Records drawn from a dataset:

▼

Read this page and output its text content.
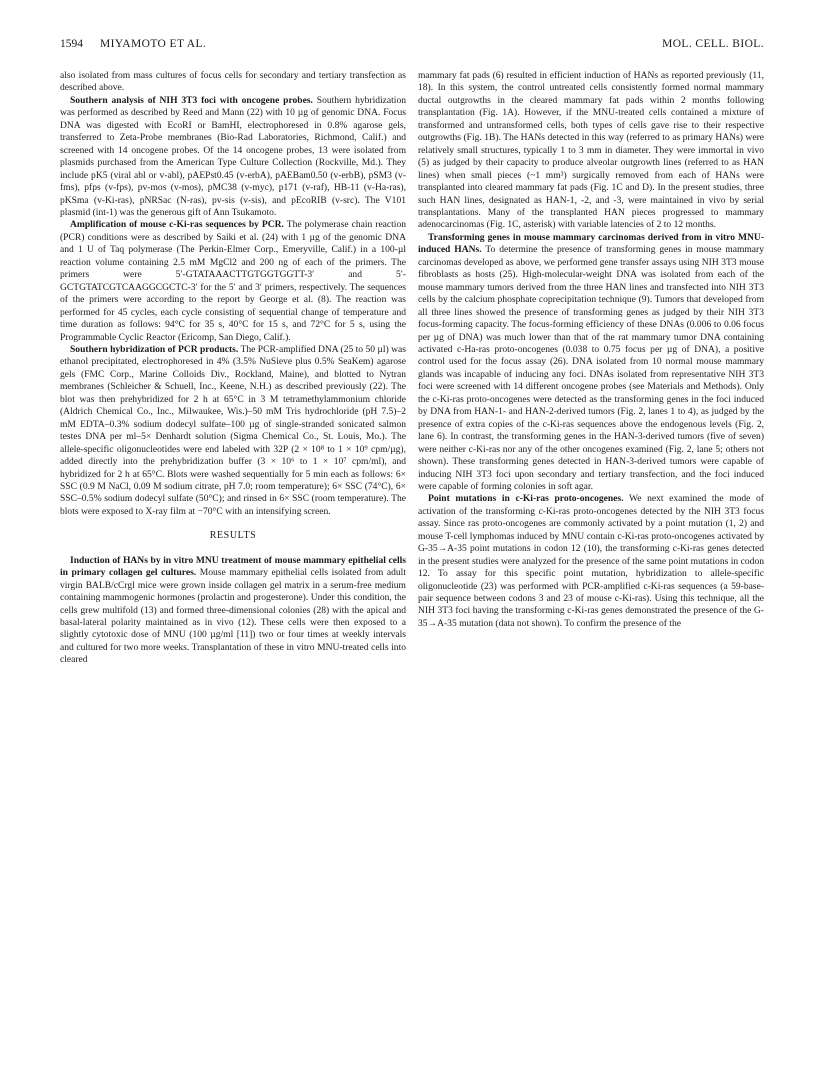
1594 MIYAMOTO ET AL.	MOL. CELL. BIOL.

also isolated from mass cultures of focus cells for secondary and tertiary transfection as described above.

Southern analysis of NIH 3T3 foci with oncogene probes. Southern hybridization was performed as described by Reed and Mann (22) with 10 µg of genomic DNA. Focus DNA was digested with EcoRI or BamHI, electrophoresed in 0.8% agarose gels, transferred to Zeta-Probe membranes (Bio-Rad Laboratories, Richmond, Calif.) and screened with 14 oncogene probes. Of the 14 oncogene probes, 13 were isolated from plasmids purchased from the American Type Culture Collection (Rockville, Md.). They include pK5 (viral abl or v-abl), pAEPst0.45 (v-erbA), pAEBam0.50 (v-erbB), pSM3 (v-fms), pfps (v-fps), pv-mos (v-mos), pMC38 (v-myc), p171 (v-raf), HB-11 (v-Ha-ras), pKSma (v-Ki-ras), pNRSac (N-ras), pv-sis (v-sis), and pEcoRIB (v-src). The V101 plasmid (int-1) was the generous gift of Ann Tsukamoto.

Amplification of mouse c-Ki-ras sequences by PCR. The polymerase chain reaction (PCR) conditions were as described by Saiki et al. (24) with 1 µg of the genomic DNA and 1 U of Taq polymerase (The Perkin-Elmer Corp., Emeryville, Calif.) in a 100-µl reaction volume containing 2.5 mM MgCl2 and 200 ng of each of the primers. The primers were 5′-GTATAAACTTGTGGTGGTT-3′ and 5′-GCTGTATCGTCAAGGCGCTC-3′ for the 5′ and 3′ primers, respectively. The sequences of the primers were according to the report by George et al. (8). The reaction was performed for 45 cycles, each cycle consisting of sequential change of temperature and time duration as follows: 94°C for 35 s, 40°C for 15 s, and 72°C for 5 s, using the Programmable Cyclic Reactor (Ericomp, San Diego, Calif.).

Southern hybridization of PCR products. The PCR-amplified DNA (25 to 50 µl) was ethanol precipitated, electrophoresed in 4% (3.5% NuSieve plus 0.5% SeaKem) agarose gels (FMC Corp., Marine Colloids Div., Rockland, Maine), and blotted to Nytran membranes (Schleicher & Schuell, Inc., Keene, N.H.) as described previously (22). The blot was then prehybridized for 2 h at 65°C in 3 M tetramethylammonium chloride (Aldrich Chemical Co., Inc., Milwaukee, Wis.)–50 mM Tris hydrochloride (pH 7.5)–2 mM EDTA–0.3% sodium dodecyl sulfate–100 µg of single-stranded sonicated salmon testes DNA per ml–5× Denhardt solution (Sigma Chemical Co., St. Louis, Mo.). The allele-specific oligonucleotides were end labeled with 32P (2 × 10⁸ to 1 × 10⁹ cpm/µg), added directly into the prehybridization buffer (3 × 10⁶ to 1 × 10⁷ cpm/ml), and hybridized for 2 h at 65°C. Blots were washed sequentially for 5 min each as follows: 6× SSC (0.9 M NaCl, 0.09 M sodium citrate, pH 7.0; room temperature); 6× SSC (74°C), 6× SSC–0.5% sodium dodecyl sulfate (50°C); and rinsed in 6× SSC (room temperature). The blots were exposed to X-ray film at −70°C with an intensifying screen.

RESULTS

Induction of HANs by in vitro MNU treatment of mouse mammary epithelial cells in primary collagen gel cultures. Mouse mammary epithelial cells isolated from adult virgin BALB/cCrgl mice were grown inside collagen gel matrix in a serum-free medium containing mammogenic hormones (prolactin and progesterone). Under this condition, the cells grew multifold (13) and formed three-dimensional colonies (28) with the apical and basal-lateral polarity maintained as in vivo (12). These cells were then exposed to a slightly cytotoxic dose of MNU (100 µg/ml [11]) two or four times at weekly intervals and cultured for two more weeks. Transplantation of these in vitro MNU-treated cells into cleared

mammary fat pads (6) resulted in efficient induction of HANs as reported previously (11, 18). In this system, the control untreated cells consistently formed normal mammary ductal outgrowths in the cleared mammary fat pads within 2 months following transplantation (Fig. 1A). However, if the MNU-treated cells contained a mixture of transformed and untransformed cells, both types of cells gave rise to their respective outgrowths (Fig. 1B). The HANs detected in this way (referred to as primary HANs) were relatively small structures, typically 1 to 3 mm in diameter. They were immortal in vivo (5) as judged by their capacity to produce alveolar outgrowth lines (referred to as HAN lines) when small pieces (~1 mm³) surgically removed from each of HANs were transplanted into cleared mammary fat pads (Fig. 1C and D). In the present studies, three such HAN lines, designated as HAN-1, -2, and -3, were maintained in vivo by serial transplantations. Many of the transplanted HAN pieces progressed to mammary adenocarcinomas (Fig. 1C, asterisk) with variable latencies of 2 to 12 months.

Transforming genes in mouse mammary carcinomas derived from in vitro MNU-induced HANs. To determine the presence of transforming genes in mouse mammary carcinomas developed as above, we performed gene transfer assays using NIH 3T3 mouse fibroblasts as hosts (25). High-molecular-weight DNA was isolated from each of the mouse mammary tumors derived from the three HAN lines and transfected into NIH 3T3 cells by the calcium phosphate coprecipitation technique (9). Tumors that developed from all three lines showed the presence of transforming genes as judged by their NIH 3T3 focus-forming capacity. The focus-forming efficiency of these DNAs (0.006 to 0.06 focus per µg of DNA) was much lower than that of the rat mammary tumor DNA containing activated c-Ha-ras proto-oncogenes (0.038 to 0.75 focus per µg of DNA), a positive control used for the focus assay (26). DNA isolated from 10 normal mouse mammary glands was incapable of inducing any foci. DNAs isolated from representative NIH 3T3 foci were screened with 14 different oncogene probes (see Materials and Methods). Only the c-Ki-ras proto-oncogenes were detected as the transforming genes in the foci induced by DNA from HAN-1- and HAN-2-derived tumors (Fig. 2, lanes 1 to 4), as judged by the presence of extra copies of the c-Ki-ras sequences above the endogenous levels (Fig. 2, lane 6). In contrast, the transforming genes in the HAN-3-derived tumors (five of seven) were neither c-Ki-ras nor any of the other oncogenes examined (Fig. 2, lane 5; others not shown). These transforming genes detected in HAN-3-derived tumors were capable of inducing NIH 3T3 foci upon secondary and tertiary transfection, and the foci induced were capable of forming colonies in soft agar.

Point mutations in c-Ki-ras proto-oncogenes. We next examined the mode of activation of the transforming c-Ki-ras proto-oncogenes detected by the NIH 3T3 focus assay. Since ras proto-oncogenes are commonly activated by a point mutation (1, 2) and mouse T-cell lymphomas induced by MNU contain c-Ki-ras proto-oncogenes activated by G-35→A-35 point mutations in codon 12 (10), the transforming c-Ki-ras genes detected in the present studies were analyzed for the presence of the same point mutations in codon 12. To assay for this specific point mutation, hybridization to allele-specific oligonucleotide (23) was performed with PCR-amplified c-Ki-ras sequences (a 59-base-pair sequence between codons 3 and 23 of mouse c-Ki-ras). Using this technique, all the NIH 3T3 foci having the transforming c-Ki-ras genes demonstrated the presence of the G-35→A-35 mutation (data not shown). To confirm the presence of the
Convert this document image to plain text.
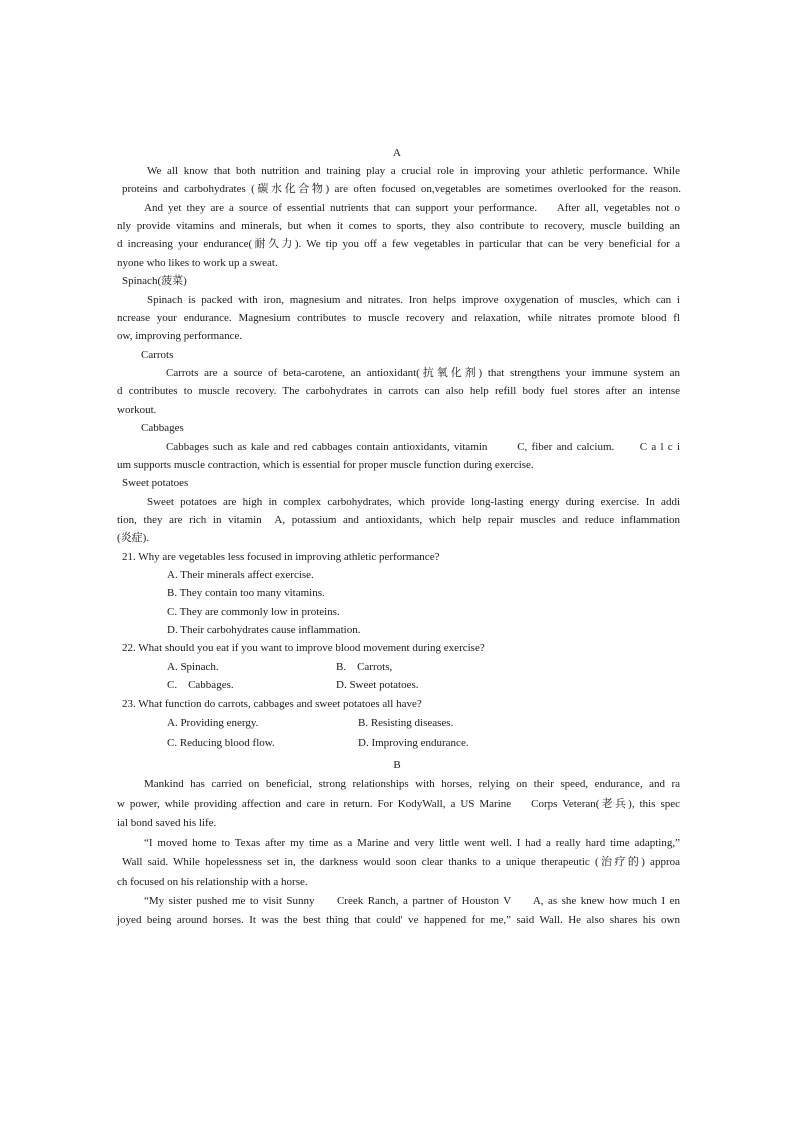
A
We all know that both nutrition and training play a crucial role in improving your athletic performance. While
proteins and carbohydrates (碳水化合物) are often focused on,vegetables are sometimes overlooked for the reason.
And yet they are a source of essential nutrients that can support your performance.    After all, vegetables not o
nly provide vitamins and minerals, but when it comes to sports, they also contribute to recovery, muscle building an
d increasing your endurance(耐久力). We tip you off a few vegetables in particular that can be very beneficial for a
nyone who likes to work up a sweat.
Spinach(菠菜)
Spinach is packed with iron, magnesium and nitrates. Iron helps improve oxygenation of muscles, which can i
ncrease your endurance. Magnesium contributes to muscle recovery and relaxation, while nitrates promote blood fl
ow, improving performance.
Carrots
Carrots are a source of beta-carotene, an antioxidant(抗氧化剂) that strengthens your immune system an
d contributes to muscle recovery. The carbohydrates in carrots can also help refill body fuel stores after an intense
workout.
Cabbages
Cabbages such as kale and red cabbages contain antioxidants, vitamin       C, fiber and calcium.      C a l c i
um supports muscle contraction, which is essential for proper muscle function during exercise.
Sweet potatoes
Sweet potatoes are high in complex carbohydrates, which provide long-lasting energy during exercise. In addi
tion, they are rich in vitamin  A, potassium and antioxidants, which help repair muscles and reduce inflammation
(炎症).
21. Why are vegetables less focused in improving athletic performance?
A. Their minerals affect exercise.
B. They contain too many vitamins.
C. They are commonly low in proteins.
D. Their carbohydrates cause inflammation.
22. What should you eat if you want to improve blood movement during exercise?
A. Spinach.	B.    Carrots,
C.    Cabbages.	D. Sweet potatoes.
23. What function do carrots, cabbages and sweet potatoes all have?
A. Providing energy.	B. Resisting diseases.
C. Reducing blood flow.	D. Improving endurance.
B
Mankind has carried on beneficial, strong relationships with horses, relying on their speed, endurance, and ra
w power, while providing affection and care in return. For KodyWall, a US Marine    Corps Veteran(老兵), this spec
ial bond saved his life.
“I moved home to Texas after my time as a Marine and very little went well. I had a really hard time adapting,”
Wall said. While hopelessness set in, the darkness would soon clear thanks to a unique therapeutic (治疗的) approa
ch focused on his relationship with a horse.
“My sister pushed me to visit Sunny     Creek Ranch, a partner of Houston V     A, as she knew how much I en
joyed being around horses. It was the best thing that could' ve happened for me,” said Wall. He also shares his own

▲

All lines with the word "blood" are needed; pull them from the entries and copy each.

Solution to this problem:
ncrease your endurance. Magnesium contributes to muscle recovery and relaxation, while nitrates promote blood fl
22. What should you eat if you want to improve blood movement during exercise?
C. Reducing blood flow.	D. Improving endurance.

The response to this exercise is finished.